Document section:
---
Changes in Use of Lipid Lowering Medications among Black and White Dual Enrollees with Diabetes Transitioning from Medicaid to Medicare Part D Drug Coverage
Published Date:Aug 2014
Source:Med Care. 52(8):695-703.
Pubmed Central ID:PMC4135389
Funding:K01 HS018072/HS/AHRQ HHS/United States
P30 DK092924/DK/NIDDK NIH HHS/United States
P30DK092924/DK/NIDDK NIH HHS/United States
R01 AG032249/AG/NIA NIH HHS/United States
R01 DK080726-01/DK/NIDDK NIH HHS/United States
R01 HS018577/HS/AHRQ HHS/United States
R01AG032249/AG/NIA NIH HHS/United States
U58 DP002721/DP/NCCDPHP CDC HHS/United States
The use of lipid lowering agents is suboptimal among dual enrollees, particularly blacks.
To determine whether the removal of restrictive drug caps under Medicare Part D reduced racial differences among dual enrollees with diabetes.
An interrupted time series with comparison series design (ITS) cohort study.
8,895 black and white diabetes ≥18 year old patients drawn from a nationally representative sample of fee-for-service dual enrollees (January 2004–December 2007) in states with and without drug caps before Part D.
We examined the monthly (1) proportion of patients with any use of lipid lowering therapies and (2) intensity of use. Stratification measures included age (<65, ≥65), race (white vs. black) and gender.
---
Provided records:
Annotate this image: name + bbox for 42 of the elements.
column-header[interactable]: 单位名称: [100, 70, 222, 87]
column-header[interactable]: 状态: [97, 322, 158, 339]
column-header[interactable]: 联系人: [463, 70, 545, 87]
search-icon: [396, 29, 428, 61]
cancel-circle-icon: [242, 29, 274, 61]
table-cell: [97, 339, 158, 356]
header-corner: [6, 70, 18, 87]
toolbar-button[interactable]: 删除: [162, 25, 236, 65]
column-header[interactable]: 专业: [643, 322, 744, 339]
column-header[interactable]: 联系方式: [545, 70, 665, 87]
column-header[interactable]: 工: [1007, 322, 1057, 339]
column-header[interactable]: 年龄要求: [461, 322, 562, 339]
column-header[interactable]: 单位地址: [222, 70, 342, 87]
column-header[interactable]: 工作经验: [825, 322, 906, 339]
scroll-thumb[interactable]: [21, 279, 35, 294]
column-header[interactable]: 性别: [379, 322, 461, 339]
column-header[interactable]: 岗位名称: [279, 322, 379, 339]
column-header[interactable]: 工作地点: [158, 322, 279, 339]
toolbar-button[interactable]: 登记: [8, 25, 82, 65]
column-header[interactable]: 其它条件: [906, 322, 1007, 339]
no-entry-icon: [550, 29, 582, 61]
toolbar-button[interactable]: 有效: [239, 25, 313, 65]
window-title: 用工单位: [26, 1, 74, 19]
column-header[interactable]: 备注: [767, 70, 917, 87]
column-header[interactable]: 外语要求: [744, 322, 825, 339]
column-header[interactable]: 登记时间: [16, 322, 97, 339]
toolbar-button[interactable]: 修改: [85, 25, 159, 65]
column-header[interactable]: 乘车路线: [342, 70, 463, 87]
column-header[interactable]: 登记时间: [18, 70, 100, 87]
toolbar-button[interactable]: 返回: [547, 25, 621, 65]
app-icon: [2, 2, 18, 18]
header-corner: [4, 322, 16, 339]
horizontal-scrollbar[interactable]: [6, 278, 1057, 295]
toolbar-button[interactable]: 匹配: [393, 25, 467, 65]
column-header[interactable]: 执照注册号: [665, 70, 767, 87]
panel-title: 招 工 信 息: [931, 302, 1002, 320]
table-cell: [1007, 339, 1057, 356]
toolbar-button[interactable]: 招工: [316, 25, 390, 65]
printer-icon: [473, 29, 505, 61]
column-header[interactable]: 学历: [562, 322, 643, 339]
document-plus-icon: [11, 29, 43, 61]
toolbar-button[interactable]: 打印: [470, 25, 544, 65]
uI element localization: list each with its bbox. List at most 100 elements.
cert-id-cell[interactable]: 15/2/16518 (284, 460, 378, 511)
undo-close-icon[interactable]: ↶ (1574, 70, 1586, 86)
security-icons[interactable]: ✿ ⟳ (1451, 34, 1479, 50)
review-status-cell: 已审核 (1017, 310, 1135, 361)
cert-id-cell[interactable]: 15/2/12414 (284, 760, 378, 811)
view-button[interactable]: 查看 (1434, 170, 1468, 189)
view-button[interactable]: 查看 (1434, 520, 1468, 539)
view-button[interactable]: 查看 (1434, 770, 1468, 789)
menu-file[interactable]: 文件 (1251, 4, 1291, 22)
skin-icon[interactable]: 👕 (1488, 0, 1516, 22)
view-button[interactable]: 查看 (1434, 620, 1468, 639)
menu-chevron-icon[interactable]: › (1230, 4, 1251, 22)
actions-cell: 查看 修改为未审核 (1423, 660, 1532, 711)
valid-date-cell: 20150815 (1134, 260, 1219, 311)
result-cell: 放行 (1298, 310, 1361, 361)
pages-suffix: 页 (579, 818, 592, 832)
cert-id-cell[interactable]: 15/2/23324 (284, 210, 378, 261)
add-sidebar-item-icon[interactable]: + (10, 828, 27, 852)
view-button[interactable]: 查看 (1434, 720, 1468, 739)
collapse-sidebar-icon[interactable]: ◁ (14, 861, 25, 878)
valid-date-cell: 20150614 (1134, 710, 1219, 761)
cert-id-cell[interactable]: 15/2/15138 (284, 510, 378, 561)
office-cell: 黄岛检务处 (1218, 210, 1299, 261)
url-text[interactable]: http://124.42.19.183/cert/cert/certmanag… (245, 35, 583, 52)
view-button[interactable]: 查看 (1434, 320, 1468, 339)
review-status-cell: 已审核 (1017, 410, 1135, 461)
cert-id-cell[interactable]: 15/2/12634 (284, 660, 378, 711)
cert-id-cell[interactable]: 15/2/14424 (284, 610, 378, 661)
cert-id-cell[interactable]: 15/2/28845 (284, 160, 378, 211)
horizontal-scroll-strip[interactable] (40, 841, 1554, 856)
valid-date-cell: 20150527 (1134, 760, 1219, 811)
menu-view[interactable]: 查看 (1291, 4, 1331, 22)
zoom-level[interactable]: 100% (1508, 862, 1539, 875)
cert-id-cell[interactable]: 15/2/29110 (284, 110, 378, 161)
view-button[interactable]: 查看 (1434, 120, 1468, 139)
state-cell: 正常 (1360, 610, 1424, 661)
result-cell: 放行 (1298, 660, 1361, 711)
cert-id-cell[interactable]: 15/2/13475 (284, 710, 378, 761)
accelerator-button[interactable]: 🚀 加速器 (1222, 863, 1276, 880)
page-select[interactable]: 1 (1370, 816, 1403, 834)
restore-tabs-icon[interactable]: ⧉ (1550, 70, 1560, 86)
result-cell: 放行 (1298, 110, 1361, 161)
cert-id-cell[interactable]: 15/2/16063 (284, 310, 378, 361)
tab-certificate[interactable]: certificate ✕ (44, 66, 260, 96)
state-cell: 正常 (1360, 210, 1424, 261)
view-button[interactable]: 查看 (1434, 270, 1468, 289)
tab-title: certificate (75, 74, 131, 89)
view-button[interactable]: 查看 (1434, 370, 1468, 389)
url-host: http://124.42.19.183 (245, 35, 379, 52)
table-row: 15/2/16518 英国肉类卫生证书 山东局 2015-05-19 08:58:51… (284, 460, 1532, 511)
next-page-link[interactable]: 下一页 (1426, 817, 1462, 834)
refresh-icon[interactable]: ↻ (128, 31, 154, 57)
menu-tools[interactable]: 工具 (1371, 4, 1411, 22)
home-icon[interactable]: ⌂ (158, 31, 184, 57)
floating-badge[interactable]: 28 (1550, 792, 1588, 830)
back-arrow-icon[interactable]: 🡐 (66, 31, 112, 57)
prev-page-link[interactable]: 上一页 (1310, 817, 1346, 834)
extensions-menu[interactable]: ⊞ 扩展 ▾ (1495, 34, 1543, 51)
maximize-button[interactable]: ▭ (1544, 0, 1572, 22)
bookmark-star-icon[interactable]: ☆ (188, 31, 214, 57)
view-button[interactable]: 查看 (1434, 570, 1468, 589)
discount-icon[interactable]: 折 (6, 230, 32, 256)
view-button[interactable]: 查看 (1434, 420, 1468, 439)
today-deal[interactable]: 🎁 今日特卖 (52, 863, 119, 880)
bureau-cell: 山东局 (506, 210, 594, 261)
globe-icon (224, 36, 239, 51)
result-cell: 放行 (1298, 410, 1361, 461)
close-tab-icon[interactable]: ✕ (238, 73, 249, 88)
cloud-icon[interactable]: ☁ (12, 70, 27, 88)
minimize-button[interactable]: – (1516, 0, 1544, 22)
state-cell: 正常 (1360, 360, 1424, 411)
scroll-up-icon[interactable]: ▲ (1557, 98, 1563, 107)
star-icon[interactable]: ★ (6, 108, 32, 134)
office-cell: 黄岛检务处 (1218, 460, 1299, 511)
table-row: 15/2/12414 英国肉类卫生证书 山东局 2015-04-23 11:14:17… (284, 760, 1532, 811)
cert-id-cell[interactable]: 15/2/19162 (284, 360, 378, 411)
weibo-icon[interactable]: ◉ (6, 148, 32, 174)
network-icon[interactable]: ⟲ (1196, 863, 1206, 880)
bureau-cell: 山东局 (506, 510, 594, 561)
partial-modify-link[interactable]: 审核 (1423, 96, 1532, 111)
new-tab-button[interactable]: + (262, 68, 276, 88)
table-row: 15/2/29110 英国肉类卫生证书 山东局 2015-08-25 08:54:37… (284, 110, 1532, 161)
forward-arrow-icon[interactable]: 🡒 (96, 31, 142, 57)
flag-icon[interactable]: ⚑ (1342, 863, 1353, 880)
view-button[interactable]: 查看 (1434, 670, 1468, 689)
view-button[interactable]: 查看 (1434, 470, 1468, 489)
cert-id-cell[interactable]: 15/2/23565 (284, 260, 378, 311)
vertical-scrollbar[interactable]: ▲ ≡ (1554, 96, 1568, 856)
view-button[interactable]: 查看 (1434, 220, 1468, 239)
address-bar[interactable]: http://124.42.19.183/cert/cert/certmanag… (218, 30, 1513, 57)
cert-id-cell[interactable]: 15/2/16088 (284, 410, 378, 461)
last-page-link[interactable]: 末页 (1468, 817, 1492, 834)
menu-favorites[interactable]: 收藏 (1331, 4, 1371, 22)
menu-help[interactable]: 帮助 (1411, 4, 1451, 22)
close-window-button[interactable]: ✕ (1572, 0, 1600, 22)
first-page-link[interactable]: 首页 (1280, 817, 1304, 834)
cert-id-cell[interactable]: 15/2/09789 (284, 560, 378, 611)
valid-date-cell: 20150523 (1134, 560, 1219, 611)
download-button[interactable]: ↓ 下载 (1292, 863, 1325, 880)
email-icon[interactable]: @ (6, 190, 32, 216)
---
Problem statement:
Resume the study abstract on lipid lowering medications among dual enrollees with diabetes, picking up after its final sentence. The records were taken from a separate source.

Response:
At baseline, lipid lowering drug use was higher in no drug cap states (drug cap: 54.0% vs. non-drug cap: 66.8%) and among whites versus blacks (drug cap: 58.5% vs. 44.9%, no drug cap: 68.4% vs. 61.9%). In strict drug cap states only, Part D was associated with an increase in the proportion with any use [nonelderly: +0.07 absolute percentage points (95% CI: 0.06, 0.09), p<0.001; elderly: +0.08 (0.06,0.10), p<0.001] regardless of race. However, we found no evidence of a change in the white-black gap in the proportion of users despite the removal of a significant financial barrier.
Medicare Part D was associated with increased use of lipid lowering drugs, but racial gaps persisted. Understanding non-coverage-related barriers is critical to maximizing the potential benefits of coverage expansions for disparities reduction.